DIRECTIVE:
Reproduce all entries verbatim, with nothing added or dropped.
<<<<
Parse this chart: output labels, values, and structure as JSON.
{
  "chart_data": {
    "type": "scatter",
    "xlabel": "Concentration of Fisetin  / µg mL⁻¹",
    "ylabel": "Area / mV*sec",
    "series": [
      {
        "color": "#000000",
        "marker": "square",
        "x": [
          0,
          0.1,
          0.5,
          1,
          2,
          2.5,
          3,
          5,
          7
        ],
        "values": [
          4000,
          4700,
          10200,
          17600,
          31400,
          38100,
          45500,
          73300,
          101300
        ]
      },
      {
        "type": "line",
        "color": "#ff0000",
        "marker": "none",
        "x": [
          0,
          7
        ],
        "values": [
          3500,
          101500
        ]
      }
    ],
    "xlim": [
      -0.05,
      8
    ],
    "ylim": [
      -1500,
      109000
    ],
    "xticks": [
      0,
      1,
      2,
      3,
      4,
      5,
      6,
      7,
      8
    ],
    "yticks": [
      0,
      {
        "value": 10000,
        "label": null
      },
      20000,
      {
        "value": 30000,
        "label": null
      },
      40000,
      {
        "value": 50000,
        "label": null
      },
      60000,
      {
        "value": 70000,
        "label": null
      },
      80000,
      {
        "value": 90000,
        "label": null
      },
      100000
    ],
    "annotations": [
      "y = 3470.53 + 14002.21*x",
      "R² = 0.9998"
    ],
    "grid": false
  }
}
>>>>
EXERCISE RESULT:
Parse this chart: output labels, values, and structure as JSON.
{
  "chart_data": {
    "type": "scatter",
    "xlabel": "Concentration of Fisetin  / µg mL⁻¹",
    "ylabel": "Area / mV*sec",
    "series": [
      {
        "color": "#000000",
        "marker": "square",
        "x": [
          0,
          0.1,
          0.5,
          1,
          2,
          2.5,
          3,
          5,
          7
        ],
        "values": [
          4000,
          4700,
          10200,
          17600,
          31400,
          38100,
          45500,
          73300,
          101300
        ]
      },
      {
        "type": "line",
        "color": "#ff0000",
        "marker": "none",
        "x": [
          0,
          7
        ],
        "values": [
          3500,
          101500
        ]
      }
    ],
    "xlim": [
      -0.05,
      8
    ],
    "ylim": [
      -1500,
      109000
    ],
    "xticks": [
      0,
      1,
      2,
      3,
      4,
      5,
      6,
      7,
      8
    ],
    "yticks": [
      0,
      {
        "value": 10000,
        "label": null
      },
      20000,
      {
        "value": 30000,
        "label": null
      },
      40000,
      {
        "value": 50000,
        "label": null
      },
      60000,
      {
        "value": 70000,
        "label": null
      },
      80000,
      {
        "value": 90000,
        "label": null
      },
      100000
    ],
    "annotations": [
      "y = 3470.53 + 14002.21*x",
      "R² = 0.9998"
    ],
    "grid": false
  }
}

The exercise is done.